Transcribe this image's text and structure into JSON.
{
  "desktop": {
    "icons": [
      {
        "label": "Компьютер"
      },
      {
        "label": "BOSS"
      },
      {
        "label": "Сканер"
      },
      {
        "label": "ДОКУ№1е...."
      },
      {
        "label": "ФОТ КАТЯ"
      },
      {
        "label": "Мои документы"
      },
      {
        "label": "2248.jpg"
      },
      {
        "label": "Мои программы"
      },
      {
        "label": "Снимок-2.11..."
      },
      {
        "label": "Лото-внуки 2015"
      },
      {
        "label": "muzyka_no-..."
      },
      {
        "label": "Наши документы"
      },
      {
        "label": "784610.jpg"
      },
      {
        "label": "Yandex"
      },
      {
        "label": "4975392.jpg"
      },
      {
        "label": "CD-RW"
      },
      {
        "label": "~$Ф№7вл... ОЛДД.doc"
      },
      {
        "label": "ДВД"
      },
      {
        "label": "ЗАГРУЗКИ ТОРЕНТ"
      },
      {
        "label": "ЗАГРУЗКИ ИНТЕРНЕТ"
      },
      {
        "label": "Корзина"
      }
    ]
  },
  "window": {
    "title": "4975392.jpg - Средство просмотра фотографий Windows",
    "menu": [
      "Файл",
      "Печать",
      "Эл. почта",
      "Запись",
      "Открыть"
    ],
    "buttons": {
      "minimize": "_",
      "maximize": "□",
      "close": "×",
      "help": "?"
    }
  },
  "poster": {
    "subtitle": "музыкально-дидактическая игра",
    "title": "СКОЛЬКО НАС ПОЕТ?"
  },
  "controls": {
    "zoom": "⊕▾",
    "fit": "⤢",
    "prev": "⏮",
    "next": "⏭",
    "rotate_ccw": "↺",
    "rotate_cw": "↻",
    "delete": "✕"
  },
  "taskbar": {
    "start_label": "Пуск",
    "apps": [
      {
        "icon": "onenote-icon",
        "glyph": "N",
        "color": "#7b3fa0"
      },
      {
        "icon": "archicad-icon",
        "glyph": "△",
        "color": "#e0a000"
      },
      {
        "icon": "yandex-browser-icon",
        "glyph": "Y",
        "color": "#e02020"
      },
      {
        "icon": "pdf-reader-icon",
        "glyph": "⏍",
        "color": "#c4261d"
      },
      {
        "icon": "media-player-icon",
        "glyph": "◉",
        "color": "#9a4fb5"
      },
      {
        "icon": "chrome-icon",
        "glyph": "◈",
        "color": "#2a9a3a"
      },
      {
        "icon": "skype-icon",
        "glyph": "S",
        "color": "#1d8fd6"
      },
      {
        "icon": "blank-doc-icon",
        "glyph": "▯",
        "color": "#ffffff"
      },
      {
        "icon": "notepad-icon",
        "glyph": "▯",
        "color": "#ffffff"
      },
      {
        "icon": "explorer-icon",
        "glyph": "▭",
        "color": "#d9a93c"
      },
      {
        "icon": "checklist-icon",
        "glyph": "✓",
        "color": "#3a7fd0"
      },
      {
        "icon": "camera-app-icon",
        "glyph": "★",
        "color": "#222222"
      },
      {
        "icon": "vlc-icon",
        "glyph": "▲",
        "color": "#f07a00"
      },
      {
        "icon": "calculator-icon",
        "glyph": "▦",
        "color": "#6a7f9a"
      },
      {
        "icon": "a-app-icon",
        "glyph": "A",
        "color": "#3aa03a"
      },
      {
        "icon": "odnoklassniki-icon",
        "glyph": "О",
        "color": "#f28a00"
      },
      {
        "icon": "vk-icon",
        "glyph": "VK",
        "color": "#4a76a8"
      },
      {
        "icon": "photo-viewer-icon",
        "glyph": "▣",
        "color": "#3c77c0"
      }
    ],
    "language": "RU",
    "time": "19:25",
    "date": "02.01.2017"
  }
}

--- --- ---

From the data, collect all lines where the string "ЗАГРУЗКИ" appears.

■ **Exercise response**:
        "label": "ЗАГРУЗКИ ТОРЕНТ"
        "label": "ЗАГРУЗКИ ИНТЕРНЕТ"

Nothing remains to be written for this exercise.